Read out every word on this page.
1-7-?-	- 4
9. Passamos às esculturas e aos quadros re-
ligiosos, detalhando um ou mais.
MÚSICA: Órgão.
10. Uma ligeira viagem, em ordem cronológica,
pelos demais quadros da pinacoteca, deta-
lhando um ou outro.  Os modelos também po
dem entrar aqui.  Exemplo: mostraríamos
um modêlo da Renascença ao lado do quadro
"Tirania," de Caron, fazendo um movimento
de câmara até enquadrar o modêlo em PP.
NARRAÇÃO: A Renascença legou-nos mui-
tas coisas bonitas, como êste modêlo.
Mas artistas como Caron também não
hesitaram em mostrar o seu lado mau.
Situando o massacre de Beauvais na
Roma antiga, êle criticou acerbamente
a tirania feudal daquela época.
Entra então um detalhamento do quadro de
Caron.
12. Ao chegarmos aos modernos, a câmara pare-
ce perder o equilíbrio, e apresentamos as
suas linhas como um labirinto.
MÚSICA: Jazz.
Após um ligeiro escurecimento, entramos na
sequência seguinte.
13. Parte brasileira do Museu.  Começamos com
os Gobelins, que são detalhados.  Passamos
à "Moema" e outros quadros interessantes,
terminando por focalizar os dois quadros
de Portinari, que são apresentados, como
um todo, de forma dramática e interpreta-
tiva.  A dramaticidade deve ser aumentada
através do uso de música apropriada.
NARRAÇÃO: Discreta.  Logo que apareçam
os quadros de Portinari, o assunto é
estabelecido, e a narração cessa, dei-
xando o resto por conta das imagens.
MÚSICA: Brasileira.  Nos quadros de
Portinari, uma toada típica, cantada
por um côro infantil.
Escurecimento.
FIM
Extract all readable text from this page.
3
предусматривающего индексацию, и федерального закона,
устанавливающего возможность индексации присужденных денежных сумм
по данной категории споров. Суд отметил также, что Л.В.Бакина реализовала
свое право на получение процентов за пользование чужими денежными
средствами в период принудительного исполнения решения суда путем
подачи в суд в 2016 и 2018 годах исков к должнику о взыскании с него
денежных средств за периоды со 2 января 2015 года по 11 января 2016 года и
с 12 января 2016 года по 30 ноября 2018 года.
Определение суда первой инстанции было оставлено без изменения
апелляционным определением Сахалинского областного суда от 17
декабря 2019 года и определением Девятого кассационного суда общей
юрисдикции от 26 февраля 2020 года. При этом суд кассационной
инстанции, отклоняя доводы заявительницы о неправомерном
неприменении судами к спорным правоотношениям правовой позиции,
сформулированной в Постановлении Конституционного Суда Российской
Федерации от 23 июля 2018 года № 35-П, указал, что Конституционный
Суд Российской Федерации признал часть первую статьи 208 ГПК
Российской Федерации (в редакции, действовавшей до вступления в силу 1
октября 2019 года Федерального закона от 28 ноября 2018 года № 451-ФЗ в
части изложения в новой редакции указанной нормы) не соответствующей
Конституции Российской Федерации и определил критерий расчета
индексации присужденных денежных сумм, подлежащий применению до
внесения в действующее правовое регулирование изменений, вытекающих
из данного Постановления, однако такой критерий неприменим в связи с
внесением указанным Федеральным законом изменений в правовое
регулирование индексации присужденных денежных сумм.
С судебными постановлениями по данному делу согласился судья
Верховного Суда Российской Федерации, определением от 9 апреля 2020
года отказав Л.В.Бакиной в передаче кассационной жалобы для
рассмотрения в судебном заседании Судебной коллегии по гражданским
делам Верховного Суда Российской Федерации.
┄┄┄┄┄┄┄┄┄┄
**Task directions**: Give the material above again, word for word.

**Written answer**:
Read out every word on this page.
1-7-?-	- 4
9. Passamos às esculturas e aos quadros re-
ligiosos, detalhando um ou mais.
MÚSICA: Órgão.
10. Uma ligeira viagem, em ordem cronológica,
pelos demais quadros da pinacoteca, deta-
lhando um ou outro.  Os modelos também po
dem entrar aqui.  Exemplo: mostraríamos
um modêlo da Renascença ao lado do quadro
"Tirania," de Caron, fazendo um movimento
de câmara até enquadrar o modêlo em PP.
NARRAÇÃO: A Renascença legou-nos mui-
tas coisas bonitas, como êste modêlo.
Mas artistas como Caron também não
hesitaram em mostrar o seu lado mau.
Situando o massacre de Beauvais na
Roma antiga, êle criticou acerbamente
a tirania feudal daquela época.
Entra então um detalhamento do quadro de
Caron.
12. Ao chegarmos aos modernos, a câmara pare-
ce perder o equilíbrio, e apresentamos as
suas linhas como um labirinto.
MÚSICA: Jazz.
Após um ligeiro escurecimento, entramos na
sequência seguinte.
13. Parte brasileira do Museu.  Começamos com
os Gobelins, que são detalhados.  Passamos
à "Moema" e outros quadros interessantes,
terminando por focalizar os dois quadros
de Portinari, que são apresentados, como
um todo, de forma dramática e interpreta-
tiva.  A dramaticidade deve ser aumentada
através do uso de música apropriada.
NARRAÇÃO: Discreta.  Logo que apareçam
os quadros de Portinari, o assunto é
estabelecido, e a narração cessa, dei-
xando o resto por conta das imagens.
MÚSICA: Brasileira.  Nos quadros de
Portinari, uma toada típica, cantada
por um côro infantil.
Escurecimento.
FIM
Extract all readable text from this page.
3
предусматривающего индексацию, и федерального закона,
устанавливающего возможность индексации присужденных денежных сумм
по данной категории споров. Суд отметил также, что Л.В.Бакина реализовала
свое право на получение процентов за пользование чужими денежными
средствами в период принудительного исполнения решения суда путем
подачи в суд в 2016 и 2018 годах исков к должнику о взыскании с него
денежных средств за периоды со 2 января 2015 года по 11 января 2016 года и
с 12 января 2016 года по 30 ноября 2018 года.
Определение суда первой инстанции было оставлено без изменения
апелляционным определением Сахалинского областного суда от 17
декабря 2019 года и определением Девятого кассационного суда общей
юрисдикции от 26 февраля 2020 года. При этом суд кассационной
инстанции, отклоняя доводы заявительницы о неправомерном
неприменении судами к спорным правоотношениям правовой позиции,
сформулированной в Постановлении Конституционного Суда Российской
Федерации от 23 июля 2018 года № 35-П, указал, что Конституционный
Суд Российской Федерации признал часть первую статьи 208 ГПК
Российской Федерации (в редакции, действовавшей до вступления в силу 1
октября 2019 года Федерального закона от 28 ноября 2018 года № 451-ФЗ в
части изложения в новой редакции указанной нормы) не соответствующей
Конституции Российской Федерации и определил критерий расчета
индексации присужденных денежных сумм, подлежащий применению до
внесения в действующее правовое регулирование изменений, вытекающих
из данного Постановления, однако такой критерий неприменим в связи с
внесением указанным Федеральным законом изменений в правовое
регулирование индексации присужденных денежных сумм.
С судебными постановлениями по данному делу согласился судья
Верховного Суда Российской Федерации, определением от 9 апреля 2020
года отказав Л.В.Бакиной в передаче кассационной жалобы для
рассмотрения в судебном заседании Судебной коллегии по гражданским
делам Верховного Суда Российской Федерации.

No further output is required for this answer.